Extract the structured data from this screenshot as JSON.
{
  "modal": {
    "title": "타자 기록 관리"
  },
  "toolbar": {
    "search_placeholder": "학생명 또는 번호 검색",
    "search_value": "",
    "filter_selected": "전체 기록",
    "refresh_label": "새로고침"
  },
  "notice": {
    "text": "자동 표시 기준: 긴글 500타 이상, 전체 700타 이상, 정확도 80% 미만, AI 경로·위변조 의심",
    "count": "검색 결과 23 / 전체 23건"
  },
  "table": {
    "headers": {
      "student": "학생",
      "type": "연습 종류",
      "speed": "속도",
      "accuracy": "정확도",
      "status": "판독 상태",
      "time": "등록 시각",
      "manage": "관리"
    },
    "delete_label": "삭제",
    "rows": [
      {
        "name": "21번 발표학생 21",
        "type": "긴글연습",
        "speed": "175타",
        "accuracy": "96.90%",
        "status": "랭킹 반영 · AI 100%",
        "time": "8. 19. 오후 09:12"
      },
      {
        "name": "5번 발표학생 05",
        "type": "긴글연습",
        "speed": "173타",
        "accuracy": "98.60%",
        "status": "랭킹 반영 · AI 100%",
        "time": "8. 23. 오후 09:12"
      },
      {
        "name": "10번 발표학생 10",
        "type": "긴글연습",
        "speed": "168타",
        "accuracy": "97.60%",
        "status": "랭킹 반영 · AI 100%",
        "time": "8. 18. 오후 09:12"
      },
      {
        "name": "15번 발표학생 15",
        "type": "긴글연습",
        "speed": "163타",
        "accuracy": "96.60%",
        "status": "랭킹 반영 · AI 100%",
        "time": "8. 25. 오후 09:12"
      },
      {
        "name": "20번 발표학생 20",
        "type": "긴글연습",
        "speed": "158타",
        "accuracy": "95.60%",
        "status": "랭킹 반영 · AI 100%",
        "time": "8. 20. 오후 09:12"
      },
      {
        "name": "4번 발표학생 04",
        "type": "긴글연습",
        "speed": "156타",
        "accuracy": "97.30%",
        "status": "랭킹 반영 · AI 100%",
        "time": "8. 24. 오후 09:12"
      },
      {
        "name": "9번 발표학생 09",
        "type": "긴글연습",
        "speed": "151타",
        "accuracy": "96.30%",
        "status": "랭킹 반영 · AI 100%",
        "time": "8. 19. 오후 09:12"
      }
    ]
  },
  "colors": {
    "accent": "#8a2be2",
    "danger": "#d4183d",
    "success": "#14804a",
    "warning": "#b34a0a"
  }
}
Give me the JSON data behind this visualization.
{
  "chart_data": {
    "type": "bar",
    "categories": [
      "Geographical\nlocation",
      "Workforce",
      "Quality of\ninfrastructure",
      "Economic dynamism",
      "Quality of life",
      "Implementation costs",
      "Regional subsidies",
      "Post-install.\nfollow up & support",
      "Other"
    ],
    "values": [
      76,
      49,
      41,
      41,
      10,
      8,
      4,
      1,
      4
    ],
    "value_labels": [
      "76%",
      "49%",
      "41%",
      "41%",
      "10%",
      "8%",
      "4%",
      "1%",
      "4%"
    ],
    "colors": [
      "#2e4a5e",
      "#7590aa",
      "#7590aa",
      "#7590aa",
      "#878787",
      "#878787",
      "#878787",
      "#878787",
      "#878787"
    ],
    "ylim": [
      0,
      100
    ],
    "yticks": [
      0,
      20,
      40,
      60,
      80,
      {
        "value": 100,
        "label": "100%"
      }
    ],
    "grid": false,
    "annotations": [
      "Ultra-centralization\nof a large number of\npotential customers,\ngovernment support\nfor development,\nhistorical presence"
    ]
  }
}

==============================

Task:
Each line of the material should be echoed exactly.

Solution for this task:
Extract the structured data from this screenshot as JSON.
{
  "modal": {
    "title": "타자 기록 관리"
  },
  "toolbar": {
    "search_placeholder": "학생명 또는 번호 검색",
    "search_value": "",
    "filter_selected": "전체 기록",
    "refresh_label": "새로고침"
  },
  "notice": {
    "text": "자동 표시 기준: 긴글 500타 이상, 전체 700타 이상, 정확도 80% 미만, AI 경로·위변조 의심",
    "count": "검색 결과 23 / 전체 23건"
  },
  "table": {
    "headers": {
      "student": "학생",
      "type": "연습 종류",
      "speed": "속도",
      "accuracy": "정확도",
      "status": "판독 상태",
      "time": "등록 시각",
      "manage": "관리"
    },
    "delete_label": "삭제",
    "rows": [
      {
        "name": "21번 발표학생 21",
        "type": "긴글연습",
        "speed": "175타",
        "accuracy": "96.90%",
        "status": "랭킹 반영 · AI 100%",
        "time": "8. 19. 오후 09:12"
      },
      {
        "name": "5번 발표학생 05",
        "type": "긴글연습",
        "speed": "173타",
        "accuracy": "98.60%",
        "status": "랭킹 반영 · AI 100%",
        "time": "8. 23. 오후 09:12"
      },
      {
        "name": "10번 발표학생 10",
        "type": "긴글연습",
        "speed": "168타",
        "accuracy": "97.60%",
        "status": "랭킹 반영 · AI 100%",
        "time": "8. 18. 오후 09:12"
      },
      {
        "name": "15번 발표학생 15",
        "type": "긴글연습",
        "speed": "163타",
        "accuracy": "96.60%",
        "status": "랭킹 반영 · AI 100%",
        "time": "8. 25. 오후 09:12"
      },
      {
        "name": "20번 발표학생 20",
        "type": "긴글연습",
        "speed": "158타",
        "accuracy": "95.60%",
        "status": "랭킹 반영 · AI 100%",
        "time": "8. 20. 오후 09:12"
      },
      {
        "name": "4번 발표학생 04",
        "type": "긴글연습",
        "speed": "156타",
        "accuracy": "97.30%",
        "status": "랭킹 반영 · AI 100%",
        "time": "8. 24. 오후 09:12"
      },
      {
        "name": "9번 발표학생 09",
        "type": "긴글연습",
        "speed": "151타",
        "accuracy": "96.30%",
        "status": "랭킹 반영 · AI 100%",
        "time": "8. 19. 오후 09:12"
      }
    ]
  },
  "colors": {
    "accent": "#8a2be2",
    "danger": "#d4183d",
    "success": "#14804a",
    "warning": "#b34a0a"
  }
}
Give me the JSON data behind this visualization.
{
  "chart_data": {
    "type": "bar",
    "categories": [
      "Geographical\nlocation",
      "Workforce",
      "Quality of\ninfrastructure",
      "Economic dynamism",
      "Quality of life",
      "Implementation costs",
      "Regional subsidies",
      "Post-install.\nfollow up & support",
      "Other"
    ],
    "values": [
      76,
      49,
      41,
      41,
      10,
      8,
      4,
      1,
      4
    ],
    "value_labels": [
      "76%",
      "49%",
      "41%",
      "41%",
      "10%",
      "8%",
      "4%",
      "1%",
      "4%"
    ],
    "colors": [
      "#2e4a5e",
      "#7590aa",
      "#7590aa",
      "#7590aa",
      "#878787",
      "#878787",
      "#878787",
      "#878787",
      "#878787"
    ],
    "ylim": [
      0,
      100
    ],
    "yticks": [
      0,
      20,
      40,
      60,
      80,
      {
        "value": 100,
        "label": "100%"
      }
    ],
    "grid": false,
    "annotations": [
      "Ultra-centralization\nof a large number of\npotential customers,\ngovernment support\nfor development,\nhistorical presence"
    ]
  }
}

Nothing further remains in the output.